What needs to be done: Examine each line of the data. Copy those that contain the string "output".
--- START Exercise data ---
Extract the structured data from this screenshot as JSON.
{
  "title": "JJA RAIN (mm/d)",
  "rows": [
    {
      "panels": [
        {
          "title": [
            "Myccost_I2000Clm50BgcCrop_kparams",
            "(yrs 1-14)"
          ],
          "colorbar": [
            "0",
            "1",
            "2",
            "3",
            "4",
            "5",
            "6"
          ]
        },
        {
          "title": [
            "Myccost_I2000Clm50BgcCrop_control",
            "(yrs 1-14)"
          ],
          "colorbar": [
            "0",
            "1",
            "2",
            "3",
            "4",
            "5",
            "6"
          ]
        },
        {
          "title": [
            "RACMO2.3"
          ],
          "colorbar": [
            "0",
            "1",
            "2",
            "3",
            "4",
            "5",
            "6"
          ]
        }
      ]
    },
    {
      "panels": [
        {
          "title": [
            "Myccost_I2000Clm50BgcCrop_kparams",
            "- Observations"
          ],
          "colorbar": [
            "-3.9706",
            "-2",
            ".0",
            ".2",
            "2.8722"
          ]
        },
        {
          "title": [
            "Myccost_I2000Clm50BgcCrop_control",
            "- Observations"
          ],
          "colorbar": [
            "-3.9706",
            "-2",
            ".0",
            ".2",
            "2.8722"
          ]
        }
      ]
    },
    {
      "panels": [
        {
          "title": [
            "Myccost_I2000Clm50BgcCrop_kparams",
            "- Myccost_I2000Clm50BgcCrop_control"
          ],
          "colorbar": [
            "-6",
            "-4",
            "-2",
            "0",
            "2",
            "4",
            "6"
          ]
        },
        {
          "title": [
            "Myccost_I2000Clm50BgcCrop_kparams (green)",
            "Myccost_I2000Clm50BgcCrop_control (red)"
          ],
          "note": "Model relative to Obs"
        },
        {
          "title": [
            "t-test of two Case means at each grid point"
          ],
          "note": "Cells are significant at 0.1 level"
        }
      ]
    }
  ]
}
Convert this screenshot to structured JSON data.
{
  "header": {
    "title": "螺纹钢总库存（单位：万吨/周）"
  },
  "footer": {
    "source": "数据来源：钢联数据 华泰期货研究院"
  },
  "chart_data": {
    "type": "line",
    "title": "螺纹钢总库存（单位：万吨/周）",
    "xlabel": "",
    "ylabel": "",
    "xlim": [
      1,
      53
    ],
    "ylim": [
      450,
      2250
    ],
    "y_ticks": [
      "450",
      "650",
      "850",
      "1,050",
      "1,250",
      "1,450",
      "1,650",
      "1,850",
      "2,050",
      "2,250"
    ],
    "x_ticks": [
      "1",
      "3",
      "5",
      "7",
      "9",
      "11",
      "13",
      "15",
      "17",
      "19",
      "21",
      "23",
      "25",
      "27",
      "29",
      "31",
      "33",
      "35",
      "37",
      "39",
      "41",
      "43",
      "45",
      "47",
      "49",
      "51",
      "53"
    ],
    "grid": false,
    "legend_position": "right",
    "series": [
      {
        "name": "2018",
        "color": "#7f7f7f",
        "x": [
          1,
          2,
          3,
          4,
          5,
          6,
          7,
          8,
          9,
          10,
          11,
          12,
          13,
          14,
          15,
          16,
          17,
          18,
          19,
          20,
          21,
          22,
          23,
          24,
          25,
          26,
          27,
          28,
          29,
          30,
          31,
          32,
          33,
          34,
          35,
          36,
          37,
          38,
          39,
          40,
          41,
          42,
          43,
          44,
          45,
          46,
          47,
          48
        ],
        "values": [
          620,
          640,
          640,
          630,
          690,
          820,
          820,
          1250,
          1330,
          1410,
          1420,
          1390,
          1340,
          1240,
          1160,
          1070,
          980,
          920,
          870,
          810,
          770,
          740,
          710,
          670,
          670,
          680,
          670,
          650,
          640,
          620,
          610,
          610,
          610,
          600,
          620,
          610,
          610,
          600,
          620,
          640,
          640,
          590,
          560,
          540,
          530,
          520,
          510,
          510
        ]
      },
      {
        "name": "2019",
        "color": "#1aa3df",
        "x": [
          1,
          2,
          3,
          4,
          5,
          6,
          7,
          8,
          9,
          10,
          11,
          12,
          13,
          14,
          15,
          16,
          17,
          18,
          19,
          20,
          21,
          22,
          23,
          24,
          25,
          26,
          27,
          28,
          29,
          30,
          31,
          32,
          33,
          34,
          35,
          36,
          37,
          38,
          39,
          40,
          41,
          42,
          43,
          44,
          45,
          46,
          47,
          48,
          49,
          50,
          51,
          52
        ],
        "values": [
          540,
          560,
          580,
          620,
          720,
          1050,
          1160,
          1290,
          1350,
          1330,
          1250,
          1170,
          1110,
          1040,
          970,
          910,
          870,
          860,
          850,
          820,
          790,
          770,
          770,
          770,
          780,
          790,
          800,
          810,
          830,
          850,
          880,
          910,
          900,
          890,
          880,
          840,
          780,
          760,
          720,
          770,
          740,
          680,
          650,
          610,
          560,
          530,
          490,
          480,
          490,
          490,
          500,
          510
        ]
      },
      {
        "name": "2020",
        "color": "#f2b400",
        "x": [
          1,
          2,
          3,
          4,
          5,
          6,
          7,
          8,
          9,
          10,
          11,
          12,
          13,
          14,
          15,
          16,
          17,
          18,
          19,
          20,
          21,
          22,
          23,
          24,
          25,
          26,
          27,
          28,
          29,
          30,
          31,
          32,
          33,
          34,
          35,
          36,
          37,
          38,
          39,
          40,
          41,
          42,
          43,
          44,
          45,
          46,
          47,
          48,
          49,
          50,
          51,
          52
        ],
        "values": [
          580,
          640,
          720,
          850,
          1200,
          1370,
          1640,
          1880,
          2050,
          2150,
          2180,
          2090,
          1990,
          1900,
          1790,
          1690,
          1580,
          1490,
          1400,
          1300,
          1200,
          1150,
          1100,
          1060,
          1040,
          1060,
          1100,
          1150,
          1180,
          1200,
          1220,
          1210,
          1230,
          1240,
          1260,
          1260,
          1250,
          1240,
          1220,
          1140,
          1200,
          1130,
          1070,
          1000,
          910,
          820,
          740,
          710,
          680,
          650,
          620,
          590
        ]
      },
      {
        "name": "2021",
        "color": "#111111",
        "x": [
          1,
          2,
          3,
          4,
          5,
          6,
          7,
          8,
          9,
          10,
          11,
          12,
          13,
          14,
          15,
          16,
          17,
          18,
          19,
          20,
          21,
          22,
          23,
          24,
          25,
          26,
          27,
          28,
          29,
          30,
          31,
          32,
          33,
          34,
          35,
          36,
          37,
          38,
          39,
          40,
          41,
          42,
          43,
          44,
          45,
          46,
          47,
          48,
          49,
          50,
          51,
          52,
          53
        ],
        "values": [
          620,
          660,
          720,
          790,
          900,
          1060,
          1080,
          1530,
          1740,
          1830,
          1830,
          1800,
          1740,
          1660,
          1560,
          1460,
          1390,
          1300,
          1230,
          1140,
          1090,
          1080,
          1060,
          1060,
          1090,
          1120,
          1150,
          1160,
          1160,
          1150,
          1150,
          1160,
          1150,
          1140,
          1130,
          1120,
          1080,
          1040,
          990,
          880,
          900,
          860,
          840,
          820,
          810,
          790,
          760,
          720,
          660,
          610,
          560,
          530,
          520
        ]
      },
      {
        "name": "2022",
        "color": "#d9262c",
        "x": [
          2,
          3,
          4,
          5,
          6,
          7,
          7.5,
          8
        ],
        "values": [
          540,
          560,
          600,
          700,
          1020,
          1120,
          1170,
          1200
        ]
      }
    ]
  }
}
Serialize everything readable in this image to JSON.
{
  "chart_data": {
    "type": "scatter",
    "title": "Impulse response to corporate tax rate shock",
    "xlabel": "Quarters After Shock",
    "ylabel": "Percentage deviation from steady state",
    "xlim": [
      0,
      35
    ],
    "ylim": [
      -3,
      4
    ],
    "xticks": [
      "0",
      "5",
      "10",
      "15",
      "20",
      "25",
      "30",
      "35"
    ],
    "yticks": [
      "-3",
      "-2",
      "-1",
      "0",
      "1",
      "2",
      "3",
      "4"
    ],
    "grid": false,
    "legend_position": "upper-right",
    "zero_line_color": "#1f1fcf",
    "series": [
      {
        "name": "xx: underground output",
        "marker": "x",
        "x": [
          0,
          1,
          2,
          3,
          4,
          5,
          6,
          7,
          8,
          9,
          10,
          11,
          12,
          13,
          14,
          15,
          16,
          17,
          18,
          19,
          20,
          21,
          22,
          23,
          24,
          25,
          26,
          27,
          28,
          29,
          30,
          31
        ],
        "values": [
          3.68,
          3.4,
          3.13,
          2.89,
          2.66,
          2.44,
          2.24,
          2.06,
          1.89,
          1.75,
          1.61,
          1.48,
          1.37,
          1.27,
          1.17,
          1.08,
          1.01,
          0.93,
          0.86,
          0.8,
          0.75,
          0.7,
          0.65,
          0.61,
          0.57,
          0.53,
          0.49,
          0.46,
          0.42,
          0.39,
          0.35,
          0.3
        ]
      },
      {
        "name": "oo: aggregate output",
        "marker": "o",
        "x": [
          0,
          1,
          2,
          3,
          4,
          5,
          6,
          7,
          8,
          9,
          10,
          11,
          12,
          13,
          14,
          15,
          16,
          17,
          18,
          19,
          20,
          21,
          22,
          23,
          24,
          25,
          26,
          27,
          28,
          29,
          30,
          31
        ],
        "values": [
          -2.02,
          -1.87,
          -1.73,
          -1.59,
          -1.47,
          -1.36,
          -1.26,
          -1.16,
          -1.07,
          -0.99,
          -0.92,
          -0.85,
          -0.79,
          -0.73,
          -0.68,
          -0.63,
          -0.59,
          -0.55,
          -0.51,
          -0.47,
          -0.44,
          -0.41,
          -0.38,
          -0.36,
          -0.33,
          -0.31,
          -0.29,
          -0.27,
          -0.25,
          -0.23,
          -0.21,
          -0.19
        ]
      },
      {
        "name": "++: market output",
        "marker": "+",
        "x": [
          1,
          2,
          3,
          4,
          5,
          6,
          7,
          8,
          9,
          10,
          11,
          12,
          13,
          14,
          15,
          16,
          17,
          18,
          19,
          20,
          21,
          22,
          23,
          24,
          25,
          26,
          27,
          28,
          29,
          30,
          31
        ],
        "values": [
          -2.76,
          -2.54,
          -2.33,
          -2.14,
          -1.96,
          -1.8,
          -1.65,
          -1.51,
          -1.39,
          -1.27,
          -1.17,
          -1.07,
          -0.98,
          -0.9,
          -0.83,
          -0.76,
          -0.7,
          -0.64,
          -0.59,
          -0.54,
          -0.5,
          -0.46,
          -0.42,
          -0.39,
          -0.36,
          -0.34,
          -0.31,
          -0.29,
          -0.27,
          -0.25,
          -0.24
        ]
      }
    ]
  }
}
--- END Exercise data ---
Solution below:
        "name": "xx: underground output",
        "name": "oo: aggregate output",
        "name": "++: market output",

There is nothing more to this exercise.